-- Stated task --
In the material below, the lines containing the word "ядерной" are required; copy each of them.

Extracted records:
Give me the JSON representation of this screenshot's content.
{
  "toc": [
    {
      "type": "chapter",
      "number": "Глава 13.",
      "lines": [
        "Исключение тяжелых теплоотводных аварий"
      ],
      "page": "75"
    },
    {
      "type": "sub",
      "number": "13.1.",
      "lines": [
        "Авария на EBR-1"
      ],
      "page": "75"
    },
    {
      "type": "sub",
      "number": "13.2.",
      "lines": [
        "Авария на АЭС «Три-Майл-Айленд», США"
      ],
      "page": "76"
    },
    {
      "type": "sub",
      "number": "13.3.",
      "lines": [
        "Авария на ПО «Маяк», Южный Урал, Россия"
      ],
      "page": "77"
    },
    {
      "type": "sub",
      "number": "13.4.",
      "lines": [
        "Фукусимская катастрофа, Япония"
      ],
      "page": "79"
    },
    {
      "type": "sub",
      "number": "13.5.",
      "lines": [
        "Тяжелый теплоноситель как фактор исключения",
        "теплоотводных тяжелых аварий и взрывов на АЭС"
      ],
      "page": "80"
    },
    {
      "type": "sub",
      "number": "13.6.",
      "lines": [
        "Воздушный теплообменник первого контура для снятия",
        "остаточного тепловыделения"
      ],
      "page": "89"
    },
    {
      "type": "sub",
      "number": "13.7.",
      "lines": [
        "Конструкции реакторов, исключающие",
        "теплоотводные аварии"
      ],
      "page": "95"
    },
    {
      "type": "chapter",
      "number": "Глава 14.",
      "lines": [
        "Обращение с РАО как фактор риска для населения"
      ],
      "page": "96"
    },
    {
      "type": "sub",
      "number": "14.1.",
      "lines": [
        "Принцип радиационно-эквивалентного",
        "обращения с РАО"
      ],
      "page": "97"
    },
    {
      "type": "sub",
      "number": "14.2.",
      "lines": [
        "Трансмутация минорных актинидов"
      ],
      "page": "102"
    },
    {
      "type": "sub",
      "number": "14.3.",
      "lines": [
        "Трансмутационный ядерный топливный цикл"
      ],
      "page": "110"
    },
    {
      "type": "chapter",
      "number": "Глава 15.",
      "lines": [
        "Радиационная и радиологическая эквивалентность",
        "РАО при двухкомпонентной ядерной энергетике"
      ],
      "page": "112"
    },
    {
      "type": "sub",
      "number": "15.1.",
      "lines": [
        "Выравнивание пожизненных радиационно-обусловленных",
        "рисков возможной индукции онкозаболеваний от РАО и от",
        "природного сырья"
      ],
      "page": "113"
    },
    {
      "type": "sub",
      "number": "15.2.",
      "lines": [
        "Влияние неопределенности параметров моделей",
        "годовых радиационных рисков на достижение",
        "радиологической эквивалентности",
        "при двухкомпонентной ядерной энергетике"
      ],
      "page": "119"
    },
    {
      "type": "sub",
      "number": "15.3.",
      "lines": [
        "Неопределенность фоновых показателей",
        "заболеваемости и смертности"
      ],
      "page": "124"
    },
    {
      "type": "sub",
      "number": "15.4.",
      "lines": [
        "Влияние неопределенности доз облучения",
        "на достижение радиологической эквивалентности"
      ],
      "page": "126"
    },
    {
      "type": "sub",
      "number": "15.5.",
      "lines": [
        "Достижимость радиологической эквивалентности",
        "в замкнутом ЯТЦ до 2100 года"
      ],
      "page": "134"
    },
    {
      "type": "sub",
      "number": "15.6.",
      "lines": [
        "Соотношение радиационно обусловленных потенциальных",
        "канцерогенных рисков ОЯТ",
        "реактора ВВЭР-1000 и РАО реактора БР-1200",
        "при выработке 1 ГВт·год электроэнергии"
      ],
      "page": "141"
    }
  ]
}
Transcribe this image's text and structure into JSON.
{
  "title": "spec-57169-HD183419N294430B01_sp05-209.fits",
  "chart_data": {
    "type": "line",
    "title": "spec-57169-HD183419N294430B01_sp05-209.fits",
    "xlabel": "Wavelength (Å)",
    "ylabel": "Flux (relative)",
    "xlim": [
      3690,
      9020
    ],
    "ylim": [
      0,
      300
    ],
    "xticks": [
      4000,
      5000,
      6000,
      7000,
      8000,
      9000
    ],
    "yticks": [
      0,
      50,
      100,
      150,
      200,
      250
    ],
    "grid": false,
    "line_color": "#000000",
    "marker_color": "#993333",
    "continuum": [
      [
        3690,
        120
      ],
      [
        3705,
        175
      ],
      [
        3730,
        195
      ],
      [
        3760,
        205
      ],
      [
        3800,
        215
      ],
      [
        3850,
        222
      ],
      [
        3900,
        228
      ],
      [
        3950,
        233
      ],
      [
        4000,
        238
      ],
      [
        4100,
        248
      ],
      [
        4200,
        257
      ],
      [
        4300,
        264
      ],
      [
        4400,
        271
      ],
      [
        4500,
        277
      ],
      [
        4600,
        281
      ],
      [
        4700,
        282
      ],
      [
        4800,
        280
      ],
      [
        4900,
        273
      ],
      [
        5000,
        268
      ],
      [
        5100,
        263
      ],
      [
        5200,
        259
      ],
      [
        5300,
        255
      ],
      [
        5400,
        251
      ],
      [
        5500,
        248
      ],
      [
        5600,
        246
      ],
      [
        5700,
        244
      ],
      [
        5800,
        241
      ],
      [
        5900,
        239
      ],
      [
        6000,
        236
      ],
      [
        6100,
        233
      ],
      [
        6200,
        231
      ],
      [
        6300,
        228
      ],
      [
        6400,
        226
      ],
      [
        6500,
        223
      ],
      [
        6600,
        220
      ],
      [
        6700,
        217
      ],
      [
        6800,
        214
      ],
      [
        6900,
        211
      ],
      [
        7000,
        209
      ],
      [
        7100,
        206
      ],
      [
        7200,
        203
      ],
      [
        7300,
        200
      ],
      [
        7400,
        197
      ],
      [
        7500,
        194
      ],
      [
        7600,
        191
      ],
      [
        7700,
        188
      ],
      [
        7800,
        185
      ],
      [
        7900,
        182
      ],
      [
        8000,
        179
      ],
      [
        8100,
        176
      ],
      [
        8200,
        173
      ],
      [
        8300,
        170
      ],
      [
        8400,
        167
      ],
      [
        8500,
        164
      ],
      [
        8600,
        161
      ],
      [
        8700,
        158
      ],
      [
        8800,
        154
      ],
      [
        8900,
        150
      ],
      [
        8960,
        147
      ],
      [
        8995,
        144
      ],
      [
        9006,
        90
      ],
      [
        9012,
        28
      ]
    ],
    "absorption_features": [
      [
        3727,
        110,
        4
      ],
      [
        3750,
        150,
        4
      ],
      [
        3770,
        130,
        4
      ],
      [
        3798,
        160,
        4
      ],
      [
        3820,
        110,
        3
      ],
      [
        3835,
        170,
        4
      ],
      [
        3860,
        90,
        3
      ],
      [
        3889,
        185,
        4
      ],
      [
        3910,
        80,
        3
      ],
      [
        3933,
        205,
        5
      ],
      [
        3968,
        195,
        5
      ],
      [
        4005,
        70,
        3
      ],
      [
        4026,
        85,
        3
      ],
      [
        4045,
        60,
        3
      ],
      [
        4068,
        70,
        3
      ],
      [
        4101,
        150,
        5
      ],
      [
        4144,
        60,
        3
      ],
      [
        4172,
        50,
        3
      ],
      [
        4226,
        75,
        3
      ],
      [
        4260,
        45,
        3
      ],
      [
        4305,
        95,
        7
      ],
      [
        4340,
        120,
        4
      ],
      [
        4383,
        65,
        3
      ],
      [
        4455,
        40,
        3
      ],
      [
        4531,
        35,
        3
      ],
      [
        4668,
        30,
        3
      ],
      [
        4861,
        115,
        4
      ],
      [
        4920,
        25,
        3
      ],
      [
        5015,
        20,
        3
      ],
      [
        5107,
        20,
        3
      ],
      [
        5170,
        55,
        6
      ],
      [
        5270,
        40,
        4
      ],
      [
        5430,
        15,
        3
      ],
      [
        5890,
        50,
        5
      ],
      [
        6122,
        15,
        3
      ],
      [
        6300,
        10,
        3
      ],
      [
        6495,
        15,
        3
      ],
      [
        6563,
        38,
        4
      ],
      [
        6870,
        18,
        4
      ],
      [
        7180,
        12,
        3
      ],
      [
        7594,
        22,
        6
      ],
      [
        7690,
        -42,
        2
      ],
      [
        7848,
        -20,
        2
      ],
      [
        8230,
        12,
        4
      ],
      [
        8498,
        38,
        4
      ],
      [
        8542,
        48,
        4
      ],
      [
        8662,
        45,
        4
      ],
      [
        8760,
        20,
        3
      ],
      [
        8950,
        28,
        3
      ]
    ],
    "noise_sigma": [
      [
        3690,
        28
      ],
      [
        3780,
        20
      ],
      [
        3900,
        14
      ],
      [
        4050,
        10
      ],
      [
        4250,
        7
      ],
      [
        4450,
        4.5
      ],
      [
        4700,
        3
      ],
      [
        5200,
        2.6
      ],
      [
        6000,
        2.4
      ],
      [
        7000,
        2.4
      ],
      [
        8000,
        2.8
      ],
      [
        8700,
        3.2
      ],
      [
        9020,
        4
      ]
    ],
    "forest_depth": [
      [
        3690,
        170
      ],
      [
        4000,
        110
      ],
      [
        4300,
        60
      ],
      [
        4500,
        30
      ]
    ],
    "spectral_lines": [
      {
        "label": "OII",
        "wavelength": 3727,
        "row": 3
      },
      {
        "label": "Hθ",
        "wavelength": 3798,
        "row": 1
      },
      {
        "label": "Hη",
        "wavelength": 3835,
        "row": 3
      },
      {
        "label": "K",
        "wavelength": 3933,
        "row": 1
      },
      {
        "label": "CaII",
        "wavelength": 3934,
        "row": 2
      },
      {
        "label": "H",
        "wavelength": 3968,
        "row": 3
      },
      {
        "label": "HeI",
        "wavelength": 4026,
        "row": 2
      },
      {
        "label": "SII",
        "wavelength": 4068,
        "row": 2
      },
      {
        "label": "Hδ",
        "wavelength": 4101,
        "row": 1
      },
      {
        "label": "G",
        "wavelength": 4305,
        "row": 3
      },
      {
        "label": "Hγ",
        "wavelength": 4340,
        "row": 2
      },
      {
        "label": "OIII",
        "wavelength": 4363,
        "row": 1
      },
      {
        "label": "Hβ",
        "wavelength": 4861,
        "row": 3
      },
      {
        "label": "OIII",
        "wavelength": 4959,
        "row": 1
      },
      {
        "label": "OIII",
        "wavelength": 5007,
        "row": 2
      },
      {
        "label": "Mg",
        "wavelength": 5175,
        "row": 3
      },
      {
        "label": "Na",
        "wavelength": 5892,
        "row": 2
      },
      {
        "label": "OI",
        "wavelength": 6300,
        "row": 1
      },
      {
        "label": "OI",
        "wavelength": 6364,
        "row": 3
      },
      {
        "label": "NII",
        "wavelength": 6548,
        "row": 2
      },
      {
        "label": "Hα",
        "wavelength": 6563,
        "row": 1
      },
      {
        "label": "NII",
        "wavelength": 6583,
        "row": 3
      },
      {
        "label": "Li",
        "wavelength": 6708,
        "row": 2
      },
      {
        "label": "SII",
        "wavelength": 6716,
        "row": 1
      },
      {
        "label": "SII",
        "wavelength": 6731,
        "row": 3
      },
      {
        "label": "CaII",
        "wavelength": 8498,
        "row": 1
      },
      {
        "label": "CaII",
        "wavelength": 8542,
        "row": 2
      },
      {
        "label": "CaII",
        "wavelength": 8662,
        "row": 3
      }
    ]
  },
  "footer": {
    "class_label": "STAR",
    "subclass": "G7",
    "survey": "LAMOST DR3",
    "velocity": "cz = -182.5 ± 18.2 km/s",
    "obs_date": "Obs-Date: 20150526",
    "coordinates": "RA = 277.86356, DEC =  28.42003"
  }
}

-- Result of the task --
        "РАО при двухкомпонентной ядерной энергетике"
        "при двухкомпонентной ядерной энергетике"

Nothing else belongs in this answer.